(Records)
"""
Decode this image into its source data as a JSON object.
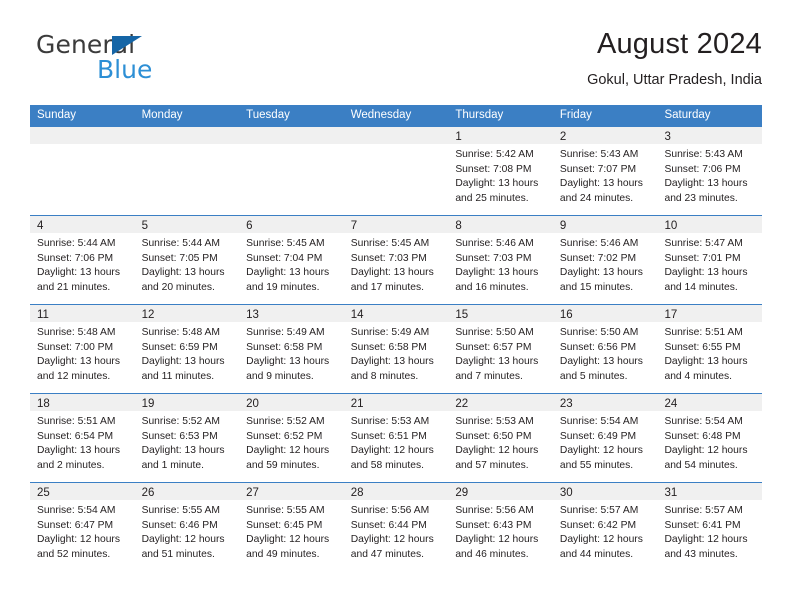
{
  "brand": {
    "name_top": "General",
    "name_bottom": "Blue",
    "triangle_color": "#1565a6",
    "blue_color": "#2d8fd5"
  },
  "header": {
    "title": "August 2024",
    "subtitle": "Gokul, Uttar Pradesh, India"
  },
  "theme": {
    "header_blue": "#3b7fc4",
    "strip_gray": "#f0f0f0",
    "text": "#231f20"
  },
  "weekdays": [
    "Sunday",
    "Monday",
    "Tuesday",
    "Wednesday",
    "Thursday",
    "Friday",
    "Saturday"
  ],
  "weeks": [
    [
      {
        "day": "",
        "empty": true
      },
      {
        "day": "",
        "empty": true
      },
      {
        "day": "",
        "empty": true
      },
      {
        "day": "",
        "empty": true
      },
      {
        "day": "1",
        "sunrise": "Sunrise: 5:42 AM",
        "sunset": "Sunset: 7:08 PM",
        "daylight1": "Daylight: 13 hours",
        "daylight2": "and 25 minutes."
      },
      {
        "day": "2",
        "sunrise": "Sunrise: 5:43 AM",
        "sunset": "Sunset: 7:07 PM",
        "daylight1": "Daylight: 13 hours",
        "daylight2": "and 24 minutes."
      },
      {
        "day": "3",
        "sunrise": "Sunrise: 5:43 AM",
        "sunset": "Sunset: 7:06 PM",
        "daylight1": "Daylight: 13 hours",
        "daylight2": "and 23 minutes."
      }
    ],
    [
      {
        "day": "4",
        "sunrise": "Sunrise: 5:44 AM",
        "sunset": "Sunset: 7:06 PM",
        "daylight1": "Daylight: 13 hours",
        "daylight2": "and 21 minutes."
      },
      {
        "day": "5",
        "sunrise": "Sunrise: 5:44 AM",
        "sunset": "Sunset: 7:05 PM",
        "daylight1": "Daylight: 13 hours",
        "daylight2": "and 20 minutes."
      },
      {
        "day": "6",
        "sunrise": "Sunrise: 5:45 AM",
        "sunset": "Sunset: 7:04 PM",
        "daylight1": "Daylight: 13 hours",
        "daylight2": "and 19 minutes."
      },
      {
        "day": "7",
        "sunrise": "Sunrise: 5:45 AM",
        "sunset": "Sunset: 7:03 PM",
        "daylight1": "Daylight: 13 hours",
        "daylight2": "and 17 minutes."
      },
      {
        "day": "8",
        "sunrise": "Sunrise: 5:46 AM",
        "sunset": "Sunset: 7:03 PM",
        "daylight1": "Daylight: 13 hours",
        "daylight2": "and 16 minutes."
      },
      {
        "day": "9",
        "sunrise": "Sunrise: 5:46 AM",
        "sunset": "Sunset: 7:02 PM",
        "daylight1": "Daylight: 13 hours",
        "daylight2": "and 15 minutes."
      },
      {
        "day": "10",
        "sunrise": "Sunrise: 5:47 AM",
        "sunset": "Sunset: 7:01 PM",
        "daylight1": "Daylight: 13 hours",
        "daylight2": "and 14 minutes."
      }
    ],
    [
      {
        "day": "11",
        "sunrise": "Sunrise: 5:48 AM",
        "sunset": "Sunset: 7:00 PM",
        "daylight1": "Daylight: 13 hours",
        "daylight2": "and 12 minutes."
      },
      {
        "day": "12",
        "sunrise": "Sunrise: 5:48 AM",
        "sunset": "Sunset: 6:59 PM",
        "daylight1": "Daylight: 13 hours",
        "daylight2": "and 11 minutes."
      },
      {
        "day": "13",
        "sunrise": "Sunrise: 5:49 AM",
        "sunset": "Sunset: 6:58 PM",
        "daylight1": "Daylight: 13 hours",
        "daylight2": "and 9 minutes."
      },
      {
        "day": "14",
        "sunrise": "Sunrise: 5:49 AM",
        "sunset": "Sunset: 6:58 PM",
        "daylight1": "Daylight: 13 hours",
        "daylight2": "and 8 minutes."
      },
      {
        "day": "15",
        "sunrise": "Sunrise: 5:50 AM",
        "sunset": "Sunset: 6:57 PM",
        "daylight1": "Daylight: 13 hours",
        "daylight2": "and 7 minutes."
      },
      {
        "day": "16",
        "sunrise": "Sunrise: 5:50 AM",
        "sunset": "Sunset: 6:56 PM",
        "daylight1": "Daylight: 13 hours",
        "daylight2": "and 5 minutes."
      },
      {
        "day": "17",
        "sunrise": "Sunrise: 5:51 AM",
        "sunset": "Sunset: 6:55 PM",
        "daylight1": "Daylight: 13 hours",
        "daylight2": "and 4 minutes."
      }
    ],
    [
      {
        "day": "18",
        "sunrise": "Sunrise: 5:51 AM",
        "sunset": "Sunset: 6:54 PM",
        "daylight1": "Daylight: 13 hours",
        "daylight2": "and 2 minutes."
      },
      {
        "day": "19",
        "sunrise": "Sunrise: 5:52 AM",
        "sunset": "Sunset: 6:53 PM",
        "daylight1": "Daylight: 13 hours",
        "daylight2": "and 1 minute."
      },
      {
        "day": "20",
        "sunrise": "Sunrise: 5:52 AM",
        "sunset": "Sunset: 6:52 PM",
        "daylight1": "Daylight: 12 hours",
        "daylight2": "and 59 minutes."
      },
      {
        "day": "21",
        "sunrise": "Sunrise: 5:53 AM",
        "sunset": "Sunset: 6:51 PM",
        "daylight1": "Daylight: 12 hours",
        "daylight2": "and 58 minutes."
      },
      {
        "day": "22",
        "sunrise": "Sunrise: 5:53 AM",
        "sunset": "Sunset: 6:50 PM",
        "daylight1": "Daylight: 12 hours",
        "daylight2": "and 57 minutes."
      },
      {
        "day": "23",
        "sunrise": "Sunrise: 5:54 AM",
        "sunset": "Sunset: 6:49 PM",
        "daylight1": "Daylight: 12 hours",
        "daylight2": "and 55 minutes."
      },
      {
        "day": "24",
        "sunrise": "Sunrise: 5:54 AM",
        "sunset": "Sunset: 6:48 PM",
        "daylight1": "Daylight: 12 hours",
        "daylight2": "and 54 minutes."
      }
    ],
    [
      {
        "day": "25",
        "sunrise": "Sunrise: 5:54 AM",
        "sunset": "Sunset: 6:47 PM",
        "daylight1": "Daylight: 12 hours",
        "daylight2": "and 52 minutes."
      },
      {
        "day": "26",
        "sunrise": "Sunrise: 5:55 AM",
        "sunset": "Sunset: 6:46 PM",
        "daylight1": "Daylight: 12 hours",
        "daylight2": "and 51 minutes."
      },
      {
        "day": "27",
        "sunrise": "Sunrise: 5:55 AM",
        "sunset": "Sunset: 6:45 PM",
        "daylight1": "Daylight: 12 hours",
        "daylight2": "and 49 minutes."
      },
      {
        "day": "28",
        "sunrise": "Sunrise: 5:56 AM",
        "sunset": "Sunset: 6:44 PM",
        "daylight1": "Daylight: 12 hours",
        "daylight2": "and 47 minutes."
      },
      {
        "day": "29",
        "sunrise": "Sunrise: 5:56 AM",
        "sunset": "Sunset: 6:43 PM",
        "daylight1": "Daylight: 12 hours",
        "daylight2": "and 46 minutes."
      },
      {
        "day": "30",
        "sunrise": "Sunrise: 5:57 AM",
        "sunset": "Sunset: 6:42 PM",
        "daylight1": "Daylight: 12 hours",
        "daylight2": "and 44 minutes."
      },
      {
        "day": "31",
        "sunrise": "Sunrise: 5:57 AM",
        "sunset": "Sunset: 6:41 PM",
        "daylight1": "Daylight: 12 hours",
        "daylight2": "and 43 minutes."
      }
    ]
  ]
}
"""
"""
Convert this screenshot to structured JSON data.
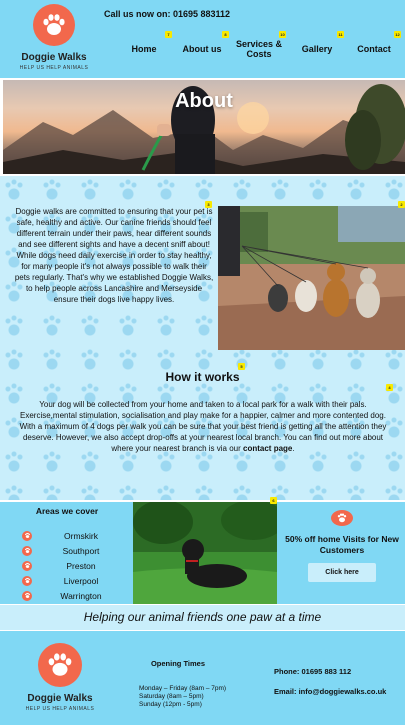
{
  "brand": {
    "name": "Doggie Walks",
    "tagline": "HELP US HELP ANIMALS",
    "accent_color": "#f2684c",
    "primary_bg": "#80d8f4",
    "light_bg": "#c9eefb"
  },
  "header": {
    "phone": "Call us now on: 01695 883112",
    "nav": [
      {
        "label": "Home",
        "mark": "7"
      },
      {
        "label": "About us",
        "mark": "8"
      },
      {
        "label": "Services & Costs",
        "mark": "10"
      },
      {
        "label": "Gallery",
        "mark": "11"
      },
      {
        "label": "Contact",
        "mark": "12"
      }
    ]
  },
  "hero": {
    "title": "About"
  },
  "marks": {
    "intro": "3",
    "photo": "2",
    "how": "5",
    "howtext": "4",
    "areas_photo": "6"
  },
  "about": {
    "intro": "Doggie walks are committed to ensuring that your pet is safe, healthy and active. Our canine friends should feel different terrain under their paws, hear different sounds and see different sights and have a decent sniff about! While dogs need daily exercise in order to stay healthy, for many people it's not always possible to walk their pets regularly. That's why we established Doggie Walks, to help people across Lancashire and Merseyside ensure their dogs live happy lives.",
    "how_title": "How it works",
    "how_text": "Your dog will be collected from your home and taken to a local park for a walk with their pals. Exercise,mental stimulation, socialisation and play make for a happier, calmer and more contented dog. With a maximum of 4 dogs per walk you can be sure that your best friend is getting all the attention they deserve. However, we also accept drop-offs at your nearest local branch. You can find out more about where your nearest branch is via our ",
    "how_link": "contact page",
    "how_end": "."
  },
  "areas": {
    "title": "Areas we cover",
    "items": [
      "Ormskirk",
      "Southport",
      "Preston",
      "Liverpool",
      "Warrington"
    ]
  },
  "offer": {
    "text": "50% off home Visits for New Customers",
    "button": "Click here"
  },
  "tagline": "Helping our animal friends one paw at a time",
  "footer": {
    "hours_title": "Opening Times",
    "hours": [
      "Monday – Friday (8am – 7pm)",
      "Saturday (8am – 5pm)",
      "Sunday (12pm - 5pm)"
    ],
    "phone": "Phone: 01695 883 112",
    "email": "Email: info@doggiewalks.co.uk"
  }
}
"""
"""
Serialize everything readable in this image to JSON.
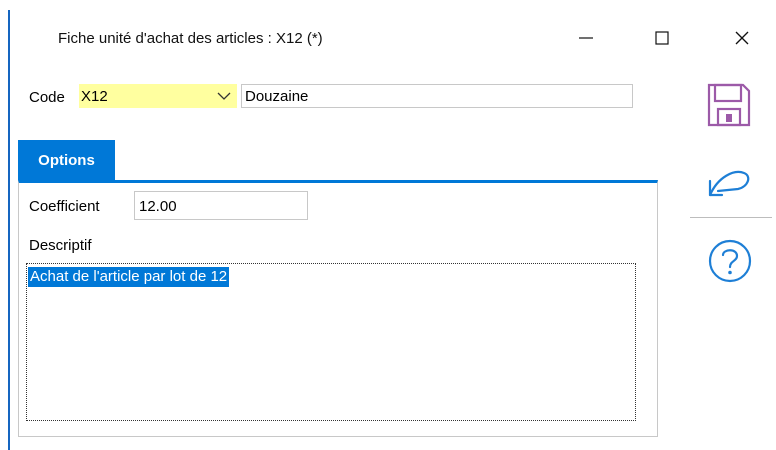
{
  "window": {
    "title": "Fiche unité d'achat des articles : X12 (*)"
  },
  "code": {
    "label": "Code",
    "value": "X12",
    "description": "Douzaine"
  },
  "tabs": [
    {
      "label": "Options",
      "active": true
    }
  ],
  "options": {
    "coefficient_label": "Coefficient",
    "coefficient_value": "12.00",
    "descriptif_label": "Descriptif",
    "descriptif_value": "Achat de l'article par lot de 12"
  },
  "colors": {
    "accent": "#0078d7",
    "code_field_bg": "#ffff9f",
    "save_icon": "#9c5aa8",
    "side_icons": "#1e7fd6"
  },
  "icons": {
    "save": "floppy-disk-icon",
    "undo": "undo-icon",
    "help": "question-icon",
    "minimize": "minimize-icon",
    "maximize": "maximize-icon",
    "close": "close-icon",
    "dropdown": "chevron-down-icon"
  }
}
"""
Task brief ▸ From the listing above, copy every line that holds the string "data".

Final result ▸
Decode this image into its source data as a JSON object.
Convert this screenshot to structured JSON data.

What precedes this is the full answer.